**Written task**
What follows is a block of records; restate each one word for word.

(Collected data)
--- BEGIN ---
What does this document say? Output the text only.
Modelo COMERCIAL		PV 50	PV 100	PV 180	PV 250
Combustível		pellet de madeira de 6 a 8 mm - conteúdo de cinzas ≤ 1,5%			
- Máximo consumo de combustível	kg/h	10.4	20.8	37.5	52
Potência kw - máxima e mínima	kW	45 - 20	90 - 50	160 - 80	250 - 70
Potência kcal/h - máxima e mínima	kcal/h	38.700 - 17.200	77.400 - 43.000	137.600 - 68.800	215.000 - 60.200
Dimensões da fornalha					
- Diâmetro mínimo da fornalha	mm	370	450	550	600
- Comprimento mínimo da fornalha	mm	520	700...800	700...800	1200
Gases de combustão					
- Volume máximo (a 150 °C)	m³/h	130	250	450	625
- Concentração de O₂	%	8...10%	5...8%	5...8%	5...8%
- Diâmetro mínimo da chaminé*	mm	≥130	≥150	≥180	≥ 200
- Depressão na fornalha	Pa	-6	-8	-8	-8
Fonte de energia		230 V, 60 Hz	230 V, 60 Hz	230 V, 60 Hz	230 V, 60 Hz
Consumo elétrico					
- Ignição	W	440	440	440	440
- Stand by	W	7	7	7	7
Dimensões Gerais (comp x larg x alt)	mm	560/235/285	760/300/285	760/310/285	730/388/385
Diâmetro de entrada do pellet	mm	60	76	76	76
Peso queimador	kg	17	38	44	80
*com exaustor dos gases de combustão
--- END ---
**Solved exercise**
What does this document say? Output the text only.
Modelo COMERCIAL		PV 50	PV 100	PV 180	PV 250
Combustível		pellet de madeira de 6 a 8 mm - conteúdo de cinzas ≤ 1,5%			
- Máximo consumo de combustível	kg/h	10.4	20.8	37.5	52
Potência kw - máxima e mínima	kW	45 - 20	90 - 50	160 - 80	250 - 70
Potência kcal/h - máxima e mínima	kcal/h	38.700 - 17.200	77.400 - 43.000	137.600 - 68.800	215.000 - 60.200
Dimensões da fornalha					
- Diâmetro mínimo da fornalha	mm	370	450	550	600
- Comprimento mínimo da fornalha	mm	520	700...800	700...800	1200
Gases de combustão					
- Volume máximo (a 150 °C)	m³/h	130	250	450	625
- Concentração de O₂	%	8...10%	5...8%	5...8%	5...8%
- Diâmetro mínimo da chaminé*	mm	≥130	≥150	≥180	≥ 200
- Depressão na fornalha	Pa	-6	-8	-8	-8
Fonte de energia		230 V, 60 Hz	230 V, 60 Hz	230 V, 60 Hz	230 V, 60 Hz
Consumo elétrico					
- Ignição	W	440	440	440	440
- Stand by	W	7	7	7	7
Dimensões Gerais (comp x larg x alt)	mm	560/235/285	760/300/285	760/310/285	730/388/385
Diâmetro de entrada do pellet	mm	60	76	76	76
Peso queimador	kg	17	38	44	80
*com exaustor dos gases de combustão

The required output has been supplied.